:: Input material ::

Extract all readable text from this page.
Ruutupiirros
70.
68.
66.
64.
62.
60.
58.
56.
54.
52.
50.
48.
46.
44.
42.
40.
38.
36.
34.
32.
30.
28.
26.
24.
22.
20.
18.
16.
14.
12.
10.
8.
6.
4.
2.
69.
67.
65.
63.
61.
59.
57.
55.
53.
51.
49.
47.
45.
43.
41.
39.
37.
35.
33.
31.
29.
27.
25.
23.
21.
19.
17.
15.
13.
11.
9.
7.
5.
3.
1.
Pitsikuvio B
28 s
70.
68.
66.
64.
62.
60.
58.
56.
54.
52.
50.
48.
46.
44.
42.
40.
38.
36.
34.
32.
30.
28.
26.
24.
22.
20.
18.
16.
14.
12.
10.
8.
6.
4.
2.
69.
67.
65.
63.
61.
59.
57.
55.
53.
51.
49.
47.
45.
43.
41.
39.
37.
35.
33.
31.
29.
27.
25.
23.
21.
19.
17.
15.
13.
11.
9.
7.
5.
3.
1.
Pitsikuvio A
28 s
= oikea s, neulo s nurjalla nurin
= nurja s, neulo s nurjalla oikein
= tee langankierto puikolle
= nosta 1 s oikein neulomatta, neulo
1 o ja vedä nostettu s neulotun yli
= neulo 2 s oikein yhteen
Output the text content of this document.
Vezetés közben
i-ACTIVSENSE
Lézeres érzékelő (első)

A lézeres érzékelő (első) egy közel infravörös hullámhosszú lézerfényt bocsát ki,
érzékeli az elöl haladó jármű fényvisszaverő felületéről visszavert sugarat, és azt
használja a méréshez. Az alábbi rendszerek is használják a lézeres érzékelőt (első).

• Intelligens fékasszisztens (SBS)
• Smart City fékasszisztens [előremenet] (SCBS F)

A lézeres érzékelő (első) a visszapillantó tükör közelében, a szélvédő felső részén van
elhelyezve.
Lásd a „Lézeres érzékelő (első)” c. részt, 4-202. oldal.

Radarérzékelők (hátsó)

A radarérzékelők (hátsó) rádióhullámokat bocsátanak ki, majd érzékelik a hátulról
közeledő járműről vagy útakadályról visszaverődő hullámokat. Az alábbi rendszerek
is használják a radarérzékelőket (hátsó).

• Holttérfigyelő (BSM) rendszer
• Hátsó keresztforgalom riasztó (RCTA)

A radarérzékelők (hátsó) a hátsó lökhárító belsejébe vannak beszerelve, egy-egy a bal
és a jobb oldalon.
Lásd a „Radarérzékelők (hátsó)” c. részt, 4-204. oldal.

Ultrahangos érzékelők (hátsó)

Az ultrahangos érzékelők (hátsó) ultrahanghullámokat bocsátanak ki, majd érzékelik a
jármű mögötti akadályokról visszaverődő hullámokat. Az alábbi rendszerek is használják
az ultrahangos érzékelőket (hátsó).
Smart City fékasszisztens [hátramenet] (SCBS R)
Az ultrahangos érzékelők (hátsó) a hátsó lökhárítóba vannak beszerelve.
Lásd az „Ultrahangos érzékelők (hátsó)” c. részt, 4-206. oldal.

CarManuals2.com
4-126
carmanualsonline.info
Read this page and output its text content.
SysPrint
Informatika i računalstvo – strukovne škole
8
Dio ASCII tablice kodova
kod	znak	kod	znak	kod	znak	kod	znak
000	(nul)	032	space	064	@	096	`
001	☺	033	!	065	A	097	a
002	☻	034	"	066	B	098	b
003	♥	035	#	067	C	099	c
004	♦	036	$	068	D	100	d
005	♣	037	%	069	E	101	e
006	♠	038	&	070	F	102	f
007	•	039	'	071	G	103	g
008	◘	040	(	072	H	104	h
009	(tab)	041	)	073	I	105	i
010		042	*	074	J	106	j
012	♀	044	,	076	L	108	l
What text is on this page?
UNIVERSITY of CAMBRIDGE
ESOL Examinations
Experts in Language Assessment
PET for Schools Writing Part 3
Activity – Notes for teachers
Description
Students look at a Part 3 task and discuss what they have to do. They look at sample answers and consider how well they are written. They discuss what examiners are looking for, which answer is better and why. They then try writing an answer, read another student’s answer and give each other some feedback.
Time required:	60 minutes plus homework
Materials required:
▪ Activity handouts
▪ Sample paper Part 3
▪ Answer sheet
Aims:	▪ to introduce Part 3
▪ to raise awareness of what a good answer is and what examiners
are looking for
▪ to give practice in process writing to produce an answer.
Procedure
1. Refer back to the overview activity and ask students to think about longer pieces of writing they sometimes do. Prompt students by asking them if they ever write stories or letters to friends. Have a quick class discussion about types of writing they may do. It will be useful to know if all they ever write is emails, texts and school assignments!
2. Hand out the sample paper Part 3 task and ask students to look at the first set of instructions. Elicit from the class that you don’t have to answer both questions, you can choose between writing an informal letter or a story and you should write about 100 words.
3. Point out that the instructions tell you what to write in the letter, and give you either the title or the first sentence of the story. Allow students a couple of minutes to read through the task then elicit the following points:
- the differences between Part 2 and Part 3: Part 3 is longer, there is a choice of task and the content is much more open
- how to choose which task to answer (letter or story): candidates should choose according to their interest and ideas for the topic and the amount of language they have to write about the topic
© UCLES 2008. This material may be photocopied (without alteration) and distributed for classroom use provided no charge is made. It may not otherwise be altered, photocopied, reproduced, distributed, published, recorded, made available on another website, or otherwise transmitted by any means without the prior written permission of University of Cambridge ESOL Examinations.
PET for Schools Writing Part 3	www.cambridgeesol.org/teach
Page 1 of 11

:::

**Exercise details**
Quote the listing in full, please, keeping every line exact.

**Task answer**
Extract all readable text from this page.
Ruutupiirros
70.
68.
66.
64.
62.
60.
58.
56.
54.
52.
50.
48.
46.
44.
42.
40.
38.
36.
34.
32.
30.
28.
26.
24.
22.
20.
18.
16.
14.
12.
10.
8.
6.
4.
2.
69.
67.
65.
63.
61.
59.
57.
55.
53.
51.
49.
47.
45.
43.
41.
39.
37.
35.
33.
31.
29.
27.
25.
23.
21.
19.
17.
15.
13.
11.
9.
7.
5.
3.
1.
Pitsikuvio B
28 s
70.
68.
66.
64.
62.
60.
58.
56.
54.
52.
50.
48.
46.
44.
42.
40.
38.
36.
34.
32.
30.
28.
26.
24.
22.
20.
18.
16.
14.
12.
10.
8.
6.
4.
2.
69.
67.
65.
63.
61.
59.
57.
55.
53.
51.
49.
47.
45.
43.
41.
39.
37.
35.
33.
31.
29.
27.
25.
23.
21.
19.
17.
15.
13.
11.
9.
7.
5.
3.
1.
Pitsikuvio A
28 s
= oikea s, neulo s nurjalla nurin
= nurja s, neulo s nurjalla oikein
= tee langankierto puikolle
= nosta 1 s oikein neulomatta, neulo
1 o ja vedä nostettu s neulotun yli
= neulo 2 s oikein yhteen
Output the text content of this document.
Vezetés közben
i-ACTIVSENSE
Lézeres érzékelő (első)

A lézeres érzékelő (első) egy közel infravörös hullámhosszú lézerfényt bocsát ki,
érzékeli az elöl haladó jármű fényvisszaverő felületéről visszavert sugarat, és azt
használja a méréshez. Az alábbi rendszerek is használják a lézeres érzékelőt (első).

• Intelligens fékasszisztens (SBS)
• Smart City fékasszisztens [előremenet] (SCBS F)

A lézeres érzékelő (első) a visszapillantó tükör közelében, a szélvédő felső részén van
elhelyezve.
Lásd a „Lézeres érzékelő (első)” c. részt, 4-202. oldal.

Radarérzékelők (hátsó)

A radarérzékelők (hátsó) rádióhullámokat bocsátanak ki, majd érzékelik a hátulról
közeledő járműről vagy útakadályról visszaverődő hullámokat. Az alábbi rendszerek
is használják a radarérzékelőket (hátsó).

• Holttérfigyelő (BSM) rendszer
• Hátsó keresztforgalom riasztó (RCTA)

A radarérzékelők (hátsó) a hátsó lökhárító belsejébe vannak beszerelve, egy-egy a bal
és a jobb oldalon.
Lásd a „Radarérzékelők (hátsó)” c. részt, 4-204. oldal.

Ultrahangos érzékelők (hátsó)

Az ultrahangos érzékelők (hátsó) ultrahanghullámokat bocsátanak ki, majd érzékelik a
jármű mögötti akadályokról visszaverődő hullámokat. Az alábbi rendszerek is használják
az ultrahangos érzékelőket (hátsó).
Smart City fékasszisztens [hátramenet] (SCBS R)
Az ultrahangos érzékelők (hátsó) a hátsó lökhárítóba vannak beszerelve.
Lásd az „Ultrahangos érzékelők (hátsó)” c. részt, 4-206. oldal.

CarManuals2.com
4-126
carmanualsonline.info
Read this page and output its text content.
SysPrint
Informatika i računalstvo – strukovne škole
8
Dio ASCII tablice kodova
kod	znak	kod	znak	kod	znak	kod	znak
000	(nul)	032	space	064	@	096	`
001	☺	033	!	065	A	097	a
002	☻	034	"	066	B	098	b
003	♥	035	#	067	C	099	c
004	♦	036	$	068	D	100	d
005	♣	037	%	069	E	101	e
006	♠	038	&	070	F	102	f
007	•	039	'	071	G	103	g
008	◘	040	(	072	H	104	h
009	(tab)	041	)	073	I	105	i
010		042	*	074	J	106	j
012	♀	044	,	076	L	108	l
What text is on this page?
UNIVERSITY of CAMBRIDGE
ESOL Examinations
Experts in Language Assessment
PET for Schools Writing Part 3
Activity – Notes for teachers
Description
Students look at a Part 3 task and discuss what they have to do. They look at sample answers and consider how well they are written. They discuss what examiners are looking for, which answer is better and why. They then try writing an answer, read another student’s answer and give each other some feedback.
Time required:	60 minutes plus homework
Materials required:
▪ Activity handouts
▪ Sample paper Part 3
▪ Answer sheet
Aims:	▪ to introduce Part 3
▪ to raise awareness of what a good answer is and what examiners
are looking for
▪ to give practice in process writing to produce an answer.
Procedure
1. Refer back to the overview activity and ask students to think about longer pieces of writing they sometimes do. Prompt students by asking them if they ever write stories or letters to friends. Have a quick class discussion about types of writing they may do. It will be useful to know if all they ever write is emails, texts and school assignments!
2. Hand out the sample paper Part 3 task and ask students to look at the first set of instructions. Elicit from the class that you don’t have to answer both questions, you can choose between writing an informal letter or a story and you should write about 100 words.
3. Point out that the instructions tell you what to write in the letter, and give you either the title or the first sentence of the story. Allow students a couple of minutes to read through the task then elicit the following points:
- the differences between Part 2 and Part 3: Part 3 is longer, there is a choice of task and the content is much more open
- how to choose which task to answer (letter or story): candidates should choose according to their interest and ideas for the topic and the amount of language they have to write about the topic
© UCLES 2008. This material may be photocopied (without alteration) and distributed for classroom use provided no charge is made. It may not otherwise be altered, photocopied, reproduced, distributed, published, recorded, made available on another website, or otherwise transmitted by any means without the prior written permission of University of Cambridge ESOL Examinations.
PET for Schools Writing Part 3	www.cambridgeesol.org/teach
Page 1 of 11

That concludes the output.